### 課題 1
記録の最初の行から「corner-mark: 0000 [466, 787, 481, 794]」を含む行までをすべて、一字も変えずに書き出せ。

日本早稲田大学大学院・アジア太平洋研究科の李鍾元(イ・ジョンウォン)教授は最近、早稲田大学の研究室で東亜(トンア)日報のインタビューに応じ、「領土問題は基本的に妥協が不可能な『ゼロサムゲーム』であるだけに、現状を凍結させ維持する方向でなければならない」と提言した。

韓日関係や東アジアの国際政治を研究している李教授は、日本では異邦人の視点からバランスの取れた鋭い分析で知られる。NHKの討論番組にも常連で出演している。

——今の東アジア情勢を診断してもらうと。

「二つの変化が同時に起きている。一つは中国の台頭と米国と日本の相対的な衰えによる『力関係の変化(Power Transition)』だ。もう一つは、55%に上る域内貿易比率が物語る『相互依存』の深化だ。力関係の変化のため、これまで日本が経済力で抑え込んでいた歴史問題が噴出しているのだ。ある年配の日本人教授は、『日本はこの100年間、アジアを見下ろして関係を結んできた。自分と対等か強いアジアとの安定した関係を設定した経験がない。これからが大きな課題だ』と話したが、的をついた表現だ。二つの変化をバランス良く統合することが政治に課された課題だが、韓中日の政治がいずれも不安定な転換期を迎えているため、少なくとも短期的に盛んな衝突が大事態に発展する危険性が高まった」

——韓日関係の見通しは。

### 課題 2
本文によると、域内貿易比率は何%に上るか。

### データ抜粋
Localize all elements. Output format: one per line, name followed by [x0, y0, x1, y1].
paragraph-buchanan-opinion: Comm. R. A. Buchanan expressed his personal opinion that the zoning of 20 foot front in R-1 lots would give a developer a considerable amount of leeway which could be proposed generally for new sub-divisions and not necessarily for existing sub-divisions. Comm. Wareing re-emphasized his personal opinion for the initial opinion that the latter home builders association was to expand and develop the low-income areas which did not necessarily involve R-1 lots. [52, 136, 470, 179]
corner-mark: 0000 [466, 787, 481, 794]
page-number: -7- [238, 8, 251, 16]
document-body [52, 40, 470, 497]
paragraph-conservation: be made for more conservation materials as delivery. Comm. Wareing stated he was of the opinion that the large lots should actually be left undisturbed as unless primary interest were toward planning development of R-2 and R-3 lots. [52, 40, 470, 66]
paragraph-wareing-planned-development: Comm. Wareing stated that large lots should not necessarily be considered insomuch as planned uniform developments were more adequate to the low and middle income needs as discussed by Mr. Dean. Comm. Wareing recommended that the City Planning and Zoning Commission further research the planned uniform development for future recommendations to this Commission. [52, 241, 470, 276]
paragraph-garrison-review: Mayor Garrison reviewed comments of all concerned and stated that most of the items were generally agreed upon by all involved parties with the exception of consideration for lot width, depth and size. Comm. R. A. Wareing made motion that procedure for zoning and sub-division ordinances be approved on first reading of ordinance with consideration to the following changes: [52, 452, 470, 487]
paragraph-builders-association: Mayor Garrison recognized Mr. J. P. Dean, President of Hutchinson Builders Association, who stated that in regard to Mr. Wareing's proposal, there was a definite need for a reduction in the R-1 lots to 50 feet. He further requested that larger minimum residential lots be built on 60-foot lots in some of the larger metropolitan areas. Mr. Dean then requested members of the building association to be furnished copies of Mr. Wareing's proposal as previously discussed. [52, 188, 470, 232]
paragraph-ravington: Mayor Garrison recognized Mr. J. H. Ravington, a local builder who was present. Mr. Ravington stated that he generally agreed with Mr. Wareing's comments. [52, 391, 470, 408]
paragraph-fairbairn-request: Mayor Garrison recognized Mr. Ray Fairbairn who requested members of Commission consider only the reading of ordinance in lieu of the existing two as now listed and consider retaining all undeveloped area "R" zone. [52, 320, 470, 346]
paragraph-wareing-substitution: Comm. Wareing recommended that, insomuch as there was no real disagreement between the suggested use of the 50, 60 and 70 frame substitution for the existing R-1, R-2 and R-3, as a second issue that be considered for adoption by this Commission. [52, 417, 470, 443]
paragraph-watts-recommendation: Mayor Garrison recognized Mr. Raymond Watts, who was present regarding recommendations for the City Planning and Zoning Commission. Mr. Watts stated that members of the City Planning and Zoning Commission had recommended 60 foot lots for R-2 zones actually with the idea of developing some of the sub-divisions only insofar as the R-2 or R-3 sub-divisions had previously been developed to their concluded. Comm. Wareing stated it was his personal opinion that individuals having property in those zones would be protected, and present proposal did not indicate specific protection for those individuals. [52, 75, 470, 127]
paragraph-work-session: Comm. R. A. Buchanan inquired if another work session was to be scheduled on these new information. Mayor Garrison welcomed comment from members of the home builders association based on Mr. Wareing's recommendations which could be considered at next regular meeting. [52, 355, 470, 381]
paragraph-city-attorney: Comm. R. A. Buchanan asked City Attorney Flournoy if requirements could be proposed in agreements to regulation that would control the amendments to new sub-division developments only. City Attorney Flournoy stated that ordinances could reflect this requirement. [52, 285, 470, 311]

### 解答例 1
Localize all elements. Output format: one per line, name followed by [x0, y0, x1, y1].
paragraph-buchanan-opinion: Comm. R. A. Buchanan expressed his personal opinion that the zoning of 20 foot front in R-1 lots would give a developer a considerable amount of leeway which could be proposed generally for new sub-divisions and not necessarily for existing sub-divisions. Comm. Wareing re-emphasized his personal opinion for the initial opinion that the latter home builders association was to expand and develop the low-income areas which did not necessarily involve R-1 lots. [52, 136, 470, 179]
corner-mark: 0000 [466, 787, 481, 794]

### 解答例 2
55%に上る。